start

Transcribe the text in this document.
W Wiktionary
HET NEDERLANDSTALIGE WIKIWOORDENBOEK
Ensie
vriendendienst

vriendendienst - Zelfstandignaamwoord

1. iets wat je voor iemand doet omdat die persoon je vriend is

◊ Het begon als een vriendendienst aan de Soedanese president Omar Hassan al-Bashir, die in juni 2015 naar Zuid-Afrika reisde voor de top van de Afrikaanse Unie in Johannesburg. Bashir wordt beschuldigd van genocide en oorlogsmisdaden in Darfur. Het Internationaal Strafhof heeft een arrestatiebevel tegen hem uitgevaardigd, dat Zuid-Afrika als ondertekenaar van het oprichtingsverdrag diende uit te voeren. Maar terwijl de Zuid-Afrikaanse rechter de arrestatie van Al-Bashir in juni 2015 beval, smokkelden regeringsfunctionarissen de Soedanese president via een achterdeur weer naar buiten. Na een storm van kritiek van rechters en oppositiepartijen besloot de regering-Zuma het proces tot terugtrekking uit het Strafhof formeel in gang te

end

DESCRIPTION OF THE TASK:
Using the records above, say how many lines include the string "voor". Only the number is wanted.

THE ANSWER:
2